====== Material for the task ======
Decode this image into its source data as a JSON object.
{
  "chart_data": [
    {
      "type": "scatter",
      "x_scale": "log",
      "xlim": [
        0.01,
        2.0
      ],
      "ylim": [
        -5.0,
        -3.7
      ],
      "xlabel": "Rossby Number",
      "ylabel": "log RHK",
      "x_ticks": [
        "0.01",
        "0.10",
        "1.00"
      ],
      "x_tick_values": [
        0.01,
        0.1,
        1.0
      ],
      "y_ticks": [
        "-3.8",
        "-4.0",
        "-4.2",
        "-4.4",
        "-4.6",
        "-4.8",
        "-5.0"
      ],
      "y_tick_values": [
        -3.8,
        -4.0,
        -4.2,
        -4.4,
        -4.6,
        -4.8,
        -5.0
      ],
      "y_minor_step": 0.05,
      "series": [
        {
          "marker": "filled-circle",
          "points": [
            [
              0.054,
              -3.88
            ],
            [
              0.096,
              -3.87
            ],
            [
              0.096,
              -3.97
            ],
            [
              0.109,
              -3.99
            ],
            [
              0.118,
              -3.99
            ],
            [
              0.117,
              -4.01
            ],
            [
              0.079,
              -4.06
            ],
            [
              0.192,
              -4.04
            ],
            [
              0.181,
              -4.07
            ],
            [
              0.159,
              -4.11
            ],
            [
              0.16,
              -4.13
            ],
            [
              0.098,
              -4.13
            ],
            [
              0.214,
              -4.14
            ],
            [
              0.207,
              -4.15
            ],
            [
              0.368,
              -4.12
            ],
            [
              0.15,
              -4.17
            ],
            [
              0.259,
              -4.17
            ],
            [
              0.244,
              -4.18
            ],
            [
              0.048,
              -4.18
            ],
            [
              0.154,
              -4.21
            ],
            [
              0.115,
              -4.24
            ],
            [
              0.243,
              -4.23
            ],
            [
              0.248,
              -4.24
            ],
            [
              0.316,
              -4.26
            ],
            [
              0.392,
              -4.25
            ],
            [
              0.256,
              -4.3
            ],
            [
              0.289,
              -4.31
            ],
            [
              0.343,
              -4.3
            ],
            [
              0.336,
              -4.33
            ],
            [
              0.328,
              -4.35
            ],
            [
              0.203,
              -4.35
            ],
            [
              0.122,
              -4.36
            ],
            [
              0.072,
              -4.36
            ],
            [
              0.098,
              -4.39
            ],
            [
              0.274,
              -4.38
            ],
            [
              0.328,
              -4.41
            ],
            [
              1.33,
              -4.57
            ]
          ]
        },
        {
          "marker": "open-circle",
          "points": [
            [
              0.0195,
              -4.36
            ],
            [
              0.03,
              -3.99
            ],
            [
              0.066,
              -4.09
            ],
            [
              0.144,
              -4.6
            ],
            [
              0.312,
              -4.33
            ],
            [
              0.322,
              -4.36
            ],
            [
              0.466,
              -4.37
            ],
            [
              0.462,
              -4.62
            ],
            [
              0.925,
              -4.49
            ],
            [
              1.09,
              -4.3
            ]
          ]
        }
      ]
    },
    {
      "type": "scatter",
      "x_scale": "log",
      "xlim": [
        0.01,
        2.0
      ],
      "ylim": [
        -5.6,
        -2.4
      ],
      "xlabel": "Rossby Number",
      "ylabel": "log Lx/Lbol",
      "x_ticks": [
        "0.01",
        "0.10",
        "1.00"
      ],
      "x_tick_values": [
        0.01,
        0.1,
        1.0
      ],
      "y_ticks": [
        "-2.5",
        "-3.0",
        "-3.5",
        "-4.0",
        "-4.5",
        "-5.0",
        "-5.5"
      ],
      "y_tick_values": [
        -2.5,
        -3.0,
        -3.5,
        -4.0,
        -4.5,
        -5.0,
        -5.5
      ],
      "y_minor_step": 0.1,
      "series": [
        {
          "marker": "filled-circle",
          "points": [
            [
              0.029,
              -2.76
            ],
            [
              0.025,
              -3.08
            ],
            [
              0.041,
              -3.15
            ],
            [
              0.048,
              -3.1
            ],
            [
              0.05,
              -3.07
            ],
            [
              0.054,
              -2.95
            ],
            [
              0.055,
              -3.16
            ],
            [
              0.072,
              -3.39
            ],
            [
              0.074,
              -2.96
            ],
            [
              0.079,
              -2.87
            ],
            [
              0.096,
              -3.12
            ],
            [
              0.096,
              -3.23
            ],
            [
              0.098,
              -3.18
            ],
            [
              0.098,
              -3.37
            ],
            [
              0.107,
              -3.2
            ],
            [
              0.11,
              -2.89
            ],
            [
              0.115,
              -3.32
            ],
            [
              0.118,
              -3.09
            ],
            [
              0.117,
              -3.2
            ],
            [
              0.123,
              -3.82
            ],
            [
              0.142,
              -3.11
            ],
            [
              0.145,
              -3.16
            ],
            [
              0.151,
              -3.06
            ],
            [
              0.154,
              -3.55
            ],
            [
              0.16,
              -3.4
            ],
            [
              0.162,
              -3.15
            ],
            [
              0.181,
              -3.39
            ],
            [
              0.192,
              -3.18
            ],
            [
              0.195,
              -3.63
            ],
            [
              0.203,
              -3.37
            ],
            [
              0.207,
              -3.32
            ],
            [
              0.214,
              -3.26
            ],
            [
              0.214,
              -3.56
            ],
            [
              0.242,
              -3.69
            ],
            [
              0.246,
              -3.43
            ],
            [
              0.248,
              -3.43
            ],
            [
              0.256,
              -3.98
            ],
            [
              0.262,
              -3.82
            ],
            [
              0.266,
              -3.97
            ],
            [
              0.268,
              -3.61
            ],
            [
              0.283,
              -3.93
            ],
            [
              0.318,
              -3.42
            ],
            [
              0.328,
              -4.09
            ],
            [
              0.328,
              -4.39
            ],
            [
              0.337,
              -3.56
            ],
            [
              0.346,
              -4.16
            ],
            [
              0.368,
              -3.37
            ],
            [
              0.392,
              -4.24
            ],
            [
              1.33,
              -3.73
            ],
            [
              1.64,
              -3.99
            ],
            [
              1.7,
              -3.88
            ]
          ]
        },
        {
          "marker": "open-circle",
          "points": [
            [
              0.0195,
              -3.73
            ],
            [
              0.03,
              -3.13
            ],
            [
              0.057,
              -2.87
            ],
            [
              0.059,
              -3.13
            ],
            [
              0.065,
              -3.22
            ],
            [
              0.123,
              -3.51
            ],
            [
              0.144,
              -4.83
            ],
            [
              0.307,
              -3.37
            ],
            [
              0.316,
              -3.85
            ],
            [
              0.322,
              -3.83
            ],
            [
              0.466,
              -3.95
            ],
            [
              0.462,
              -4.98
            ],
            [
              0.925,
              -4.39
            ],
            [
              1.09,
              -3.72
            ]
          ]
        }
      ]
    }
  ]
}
======
▶ _Task to carry out_:
Every entry should be printed again exactly as it stands.

▶ _Completed task_:
Decode this image into its source data as a JSON object.
{
  "chart_data": [
    {
      "type": "scatter",
      "x_scale": "log",
      "xlim": [
        0.01,
        2.0
      ],
      "ylim": [
        -5.0,
        -3.7
      ],
      "xlabel": "Rossby Number",
      "ylabel": "log RHK",
      "x_ticks": [
        "0.01",
        "0.10",
        "1.00"
      ],
      "x_tick_values": [
        0.01,
        0.1,
        1.0
      ],
      "y_ticks": [
        "-3.8",
        "-4.0",
        "-4.2",
        "-4.4",
        "-4.6",
        "-4.8",
        "-5.0"
      ],
      "y_tick_values": [
        -3.8,
        -4.0,
        -4.2,
        -4.4,
        -4.6,
        -4.8,
        -5.0
      ],
      "y_minor_step": 0.05,
      "series": [
        {
          "marker": "filled-circle",
          "points": [
            [
              0.054,
              -3.88
            ],
            [
              0.096,
              -3.87
            ],
            [
              0.096,
              -3.97
            ],
            [
              0.109,
              -3.99
            ],
            [
              0.118,
              -3.99
            ],
            [
              0.117,
              -4.01
            ],
            [
              0.079,
              -4.06
            ],
            [
              0.192,
              -4.04
            ],
            [
              0.181,
              -4.07
            ],
            [
              0.159,
              -4.11
            ],
            [
              0.16,
              -4.13
            ],
            [
              0.098,
              -4.13
            ],
            [
              0.214,
              -4.14
            ],
            [
              0.207,
              -4.15
            ],
            [
              0.368,
              -4.12
            ],
            [
              0.15,
              -4.17
            ],
            [
              0.259,
              -4.17
            ],
            [
              0.244,
              -4.18
            ],
            [
              0.048,
              -4.18
            ],
            [
              0.154,
              -4.21
            ],
            [
              0.115,
              -4.24
            ],
            [
              0.243,
              -4.23
            ],
            [
              0.248,
              -4.24
            ],
            [
              0.316,
              -4.26
            ],
            [
              0.392,
              -4.25
            ],
            [
              0.256,
              -4.3
            ],
            [
              0.289,
              -4.31
            ],
            [
              0.343,
              -4.3
            ],
            [
              0.336,
              -4.33
            ],
            [
              0.328,
              -4.35
            ],
            [
              0.203,
              -4.35
            ],
            [
              0.122,
              -4.36
            ],
            [
              0.072,
              -4.36
            ],
            [
              0.098,
              -4.39
            ],
            [
              0.274,
              -4.38
            ],
            [
              0.328,
              -4.41
            ],
            [
              1.33,
              -4.57
            ]
          ]
        },
        {
          "marker": "open-circle",
          "points": [
            [
              0.0195,
              -4.36
            ],
            [
              0.03,
              -3.99
            ],
            [
              0.066,
              -4.09
            ],
            [
              0.144,
              -4.6
            ],
            [
              0.312,
              -4.33
            ],
            [
              0.322,
              -4.36
            ],
            [
              0.466,
              -4.37
            ],
            [
              0.462,
              -4.62
            ],
            [
              0.925,
              -4.49
            ],
            [
              1.09,
              -4.3
            ]
          ]
        }
      ]
    },
    {
      "type": "scatter",
      "x_scale": "log",
      "xlim": [
        0.01,
        2.0
      ],
      "ylim": [
        -5.6,
        -2.4
      ],
      "xlabel": "Rossby Number",
      "ylabel": "log Lx/Lbol",
      "x_ticks": [
        "0.01",
        "0.10",
        "1.00"
      ],
      "x_tick_values": [
        0.01,
        0.1,
        1.0
      ],
      "y_ticks": [
        "-2.5",
        "-3.0",
        "-3.5",
        "-4.0",
        "-4.5",
        "-5.0",
        "-5.5"
      ],
      "y_tick_values": [
        -2.5,
        -3.0,
        -3.5,
        -4.0,
        -4.5,
        -5.0,
        -5.5
      ],
      "y_minor_step": 0.1,
      "series": [
        {
          "marker": "filled-circle",
          "points": [
            [
              0.029,
              -2.76
            ],
            [
              0.025,
              -3.08
            ],
            [
              0.041,
              -3.15
            ],
            [
              0.048,
              -3.1
            ],
            [
              0.05,
              -3.07
            ],
            [
              0.054,
              -2.95
            ],
            [
              0.055,
              -3.16
            ],
            [
              0.072,
              -3.39
            ],
            [
              0.074,
              -2.96
            ],
            [
              0.079,
              -2.87
            ],
            [
              0.096,
              -3.12
            ],
            [
              0.096,
              -3.23
            ],
            [
              0.098,
              -3.18
            ],
            [
              0.098,
              -3.37
            ],
            [
              0.107,
              -3.2
            ],
            [
              0.11,
              -2.89
            ],
            [
              0.115,
              -3.32
            ],
            [
              0.118,
              -3.09
            ],
            [
              0.117,
              -3.2
            ],
            [
              0.123,
              -3.82
            ],
            [
              0.142,
              -3.11
            ],
            [
              0.145,
              -3.16
            ],
            [
              0.151,
              -3.06
            ],
            [
              0.154,
              -3.55
            ],
            [
              0.16,
              -3.4
            ],
            [
              0.162,
              -3.15
            ],
            [
              0.181,
              -3.39
            ],
            [
              0.192,
              -3.18
            ],
            [
              0.195,
              -3.63
            ],
            [
              0.203,
              -3.37
            ],
            [
              0.207,
              -3.32
            ],
            [
              0.214,
              -3.26
            ],
            [
              0.214,
              -3.56
            ],
            [
              0.242,
              -3.69
            ],
            [
              0.246,
              -3.43
            ],
            [
              0.248,
              -3.43
            ],
            [
              0.256,
              -3.98
            ],
            [
              0.262,
              -3.82
            ],
            [
              0.266,
              -3.97
            ],
            [
              0.268,
              -3.61
            ],
            [
              0.283,
              -3.93
            ],
            [
              0.318,
              -3.42
            ],
            [
              0.328,
              -4.09
            ],
            [
              0.328,
              -4.39
            ],
            [
              0.337,
              -3.56
            ],
            [
              0.346,
              -4.16
            ],
            [
              0.368,
              -3.37
            ],
            [
              0.392,
              -4.24
            ],
            [
              1.33,
              -3.73
            ],
            [
              1.64,
              -3.99
            ],
            [
              1.7,
              -3.88
            ]
          ]
        },
        {
          "marker": "open-circle",
          "points": [
            [
              0.0195,
              -3.73
            ],
            [
              0.03,
              -3.13
            ],
            [
              0.057,
              -2.87
            ],
            [
              0.059,
              -3.13
            ],
            [
              0.065,
              -3.22
            ],
            [
              0.123,
              -3.51
            ],
            [
              0.144,
              -4.83
            ],
            [
              0.307,
              -3.37
            ],
            [
              0.316,
              -3.85
            ],
            [
              0.322,
              -3.83
            ],
            [
              0.466,
              -3.95
            ],
            [
              0.462,
              -4.98
            ],
            [
              0.925,
              -4.39
            ],
            [
              1.09,
              -3.72
            ]
          ]
        }
      ]
    }
  ]
}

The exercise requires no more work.